Source records:

━━━━━━

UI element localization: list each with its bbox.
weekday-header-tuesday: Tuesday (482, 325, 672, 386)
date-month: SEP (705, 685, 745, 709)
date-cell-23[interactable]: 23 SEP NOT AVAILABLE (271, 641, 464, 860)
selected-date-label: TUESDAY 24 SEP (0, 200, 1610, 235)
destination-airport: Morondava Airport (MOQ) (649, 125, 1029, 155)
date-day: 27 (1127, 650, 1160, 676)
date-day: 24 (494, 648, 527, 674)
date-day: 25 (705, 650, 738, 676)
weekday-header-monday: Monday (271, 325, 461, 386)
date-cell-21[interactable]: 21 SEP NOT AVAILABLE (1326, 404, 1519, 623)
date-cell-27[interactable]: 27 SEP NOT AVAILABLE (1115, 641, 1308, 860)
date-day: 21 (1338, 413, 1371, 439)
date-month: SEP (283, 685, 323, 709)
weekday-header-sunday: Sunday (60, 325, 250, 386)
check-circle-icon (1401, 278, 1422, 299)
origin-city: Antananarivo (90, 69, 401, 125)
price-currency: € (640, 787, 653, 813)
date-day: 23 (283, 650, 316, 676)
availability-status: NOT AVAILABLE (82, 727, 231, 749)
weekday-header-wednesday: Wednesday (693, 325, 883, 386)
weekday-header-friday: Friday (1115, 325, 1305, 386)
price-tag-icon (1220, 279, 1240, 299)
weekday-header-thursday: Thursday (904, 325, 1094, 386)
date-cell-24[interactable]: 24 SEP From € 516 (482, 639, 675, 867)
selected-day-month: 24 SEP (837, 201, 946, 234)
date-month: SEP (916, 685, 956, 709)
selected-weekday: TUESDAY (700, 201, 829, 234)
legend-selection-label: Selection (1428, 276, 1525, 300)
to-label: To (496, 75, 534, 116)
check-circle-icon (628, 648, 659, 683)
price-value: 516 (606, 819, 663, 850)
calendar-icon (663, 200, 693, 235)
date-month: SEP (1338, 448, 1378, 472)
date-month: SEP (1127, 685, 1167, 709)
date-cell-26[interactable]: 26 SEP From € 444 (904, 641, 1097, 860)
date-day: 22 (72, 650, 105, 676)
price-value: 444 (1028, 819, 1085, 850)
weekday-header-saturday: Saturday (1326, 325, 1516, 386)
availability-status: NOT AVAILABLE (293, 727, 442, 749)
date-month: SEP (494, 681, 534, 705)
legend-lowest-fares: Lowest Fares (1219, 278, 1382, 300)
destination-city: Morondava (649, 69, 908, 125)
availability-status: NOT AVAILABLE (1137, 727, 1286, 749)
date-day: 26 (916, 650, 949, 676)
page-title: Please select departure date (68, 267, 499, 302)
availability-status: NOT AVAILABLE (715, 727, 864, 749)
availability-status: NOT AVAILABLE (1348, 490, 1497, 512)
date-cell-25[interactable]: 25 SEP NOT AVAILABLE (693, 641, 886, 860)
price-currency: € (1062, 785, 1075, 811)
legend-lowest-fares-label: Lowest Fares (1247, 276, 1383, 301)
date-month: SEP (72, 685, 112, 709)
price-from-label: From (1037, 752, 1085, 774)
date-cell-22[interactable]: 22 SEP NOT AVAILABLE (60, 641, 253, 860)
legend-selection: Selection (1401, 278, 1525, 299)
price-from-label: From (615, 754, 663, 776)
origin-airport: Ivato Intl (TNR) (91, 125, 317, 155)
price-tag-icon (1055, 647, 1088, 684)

━━━━━━

## What this task involves
Copy the listing from its first line through the line with "date-day: 27 (1127, 650, 1160, 676)", both included, swapping "NOT AVAILABLE" for "SOLD OUT" and leaving everything else unchanged.

## In response
UI element localization: list each with its bbox.
weekday-header-tuesday: Tuesday (482, 325, 672, 386)
date-month: SEP (705, 685, 745, 709)
date-cell-23[interactable]: 23 SEP SOLD OUT (271, 641, 464, 860)
selected-date-label: TUESDAY 24 SEP (0, 200, 1610, 235)
destination-airport: Morondava Airport (MOQ) (649, 125, 1029, 155)
date-day: 27 (1127, 650, 1160, 676)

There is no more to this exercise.